Print out the entries below with no edits.
⁂
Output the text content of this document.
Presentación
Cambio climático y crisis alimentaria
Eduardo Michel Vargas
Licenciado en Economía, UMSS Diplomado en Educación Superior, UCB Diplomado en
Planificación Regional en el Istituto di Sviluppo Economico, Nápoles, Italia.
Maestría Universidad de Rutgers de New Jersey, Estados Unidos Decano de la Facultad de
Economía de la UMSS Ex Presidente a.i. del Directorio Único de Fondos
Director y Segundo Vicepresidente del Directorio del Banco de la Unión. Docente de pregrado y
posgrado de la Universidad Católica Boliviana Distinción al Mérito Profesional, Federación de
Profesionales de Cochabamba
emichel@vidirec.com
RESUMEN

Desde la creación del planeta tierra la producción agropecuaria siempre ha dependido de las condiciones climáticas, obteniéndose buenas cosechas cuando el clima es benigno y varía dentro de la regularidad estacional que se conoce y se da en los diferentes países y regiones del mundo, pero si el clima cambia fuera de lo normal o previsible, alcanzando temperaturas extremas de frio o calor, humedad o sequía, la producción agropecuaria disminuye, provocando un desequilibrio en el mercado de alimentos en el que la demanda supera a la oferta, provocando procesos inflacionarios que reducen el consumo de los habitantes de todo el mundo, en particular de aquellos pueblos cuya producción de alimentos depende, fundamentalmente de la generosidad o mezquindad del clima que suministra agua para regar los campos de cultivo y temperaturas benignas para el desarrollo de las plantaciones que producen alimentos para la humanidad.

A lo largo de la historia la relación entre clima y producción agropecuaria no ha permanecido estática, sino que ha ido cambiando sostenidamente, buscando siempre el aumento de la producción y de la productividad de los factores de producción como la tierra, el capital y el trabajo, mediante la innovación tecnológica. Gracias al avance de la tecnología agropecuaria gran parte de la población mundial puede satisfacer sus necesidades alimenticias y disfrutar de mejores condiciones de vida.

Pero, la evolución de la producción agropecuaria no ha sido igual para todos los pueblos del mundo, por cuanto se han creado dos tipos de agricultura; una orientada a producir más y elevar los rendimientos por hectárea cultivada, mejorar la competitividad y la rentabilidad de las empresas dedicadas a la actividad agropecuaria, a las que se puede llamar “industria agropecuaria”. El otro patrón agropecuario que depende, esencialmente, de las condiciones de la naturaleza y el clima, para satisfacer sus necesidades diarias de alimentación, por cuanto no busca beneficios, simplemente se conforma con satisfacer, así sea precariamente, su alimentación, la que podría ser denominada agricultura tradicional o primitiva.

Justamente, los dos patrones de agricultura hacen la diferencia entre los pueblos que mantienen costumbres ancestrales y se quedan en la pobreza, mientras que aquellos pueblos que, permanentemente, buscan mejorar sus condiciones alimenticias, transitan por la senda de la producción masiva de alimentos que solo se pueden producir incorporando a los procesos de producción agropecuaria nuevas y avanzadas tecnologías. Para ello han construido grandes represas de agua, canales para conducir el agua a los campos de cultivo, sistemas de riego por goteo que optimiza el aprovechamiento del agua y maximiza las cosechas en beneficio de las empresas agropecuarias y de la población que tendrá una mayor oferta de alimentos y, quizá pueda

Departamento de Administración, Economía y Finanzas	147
⁂
EXERCISE RESPONSE:
Output the text content of this document.
Presentación
Cambio climático y crisis alimentaria
Eduardo Michel Vargas
Licenciado en Economía, UMSS Diplomado en Educación Superior, UCB Diplomado en
Planificación Regional en el Istituto di Sviluppo Economico, Nápoles, Italia.
Maestría Universidad de Rutgers de New Jersey, Estados Unidos Decano de la Facultad de
Economía de la UMSS Ex Presidente a.i. del Directorio Único de Fondos
Director y Segundo Vicepresidente del Directorio del Banco de la Unión. Docente de pregrado y
posgrado de la Universidad Católica Boliviana Distinción al Mérito Profesional, Federación de
Profesionales de Cochabamba
emichel@vidirec.com
RESUMEN

Desde la creación del planeta tierra la producción agropecuaria siempre ha dependido de las condiciones climáticas, obteniéndose buenas cosechas cuando el clima es benigno y varía dentro de la regularidad estacional que se conoce y se da en los diferentes países y regiones del mundo, pero si el clima cambia fuera de lo normal o previsible, alcanzando temperaturas extremas de frio o calor, humedad o sequía, la producción agropecuaria disminuye, provocando un desequilibrio en el mercado de alimentos en el que la demanda supera a la oferta, provocando procesos inflacionarios que reducen el consumo de los habitantes de todo el mundo, en particular de aquellos pueblos cuya producción de alimentos depende, fundamentalmente de la generosidad o mezquindad del clima que suministra agua para regar los campos de cultivo y temperaturas benignas para el desarrollo de las plantaciones que producen alimentos para la humanidad.

A lo largo de la historia la relación entre clima y producción agropecuaria no ha permanecido estática, sino que ha ido cambiando sostenidamente, buscando siempre el aumento de la producción y de la productividad de los factores de producción como la tierra, el capital y el trabajo, mediante la innovación tecnológica. Gracias al avance de la tecnología agropecuaria gran parte de la población mundial puede satisfacer sus necesidades alimenticias y disfrutar de mejores condiciones de vida.

Pero, la evolución de la producción agropecuaria no ha sido igual para todos los pueblos del mundo, por cuanto se han creado dos tipos de agricultura; una orientada a producir más y elevar los rendimientos por hectárea cultivada, mejorar la competitividad y la rentabilidad de las empresas dedicadas a la actividad agropecuaria, a las que se puede llamar “industria agropecuaria”. El otro patrón agropecuario que depende, esencialmente, de las condiciones de la naturaleza y el clima, para satisfacer sus necesidades diarias de alimentación, por cuanto no busca beneficios, simplemente se conforma con satisfacer, así sea precariamente, su alimentación, la que podría ser denominada agricultura tradicional o primitiva.

Justamente, los dos patrones de agricultura hacen la diferencia entre los pueblos que mantienen costumbres ancestrales y se quedan en la pobreza, mientras que aquellos pueblos que, permanentemente, buscan mejorar sus condiciones alimenticias, transitan por la senda de la producción masiva de alimentos que solo se pueden producir incorporando a los procesos de producción agropecuaria nuevas y avanzadas tecnologías. Para ello han construido grandes represas de agua, canales para conducir el agua a los campos de cultivo, sistemas de riego por goteo que optimiza el aprovechamiento del agua y maximiza las cosechas en beneficio de las empresas agropecuarias y de la población que tendrá una mayor oferta de alimentos y, quizá pueda

Departamento de Administración, Economía y Finanzas	147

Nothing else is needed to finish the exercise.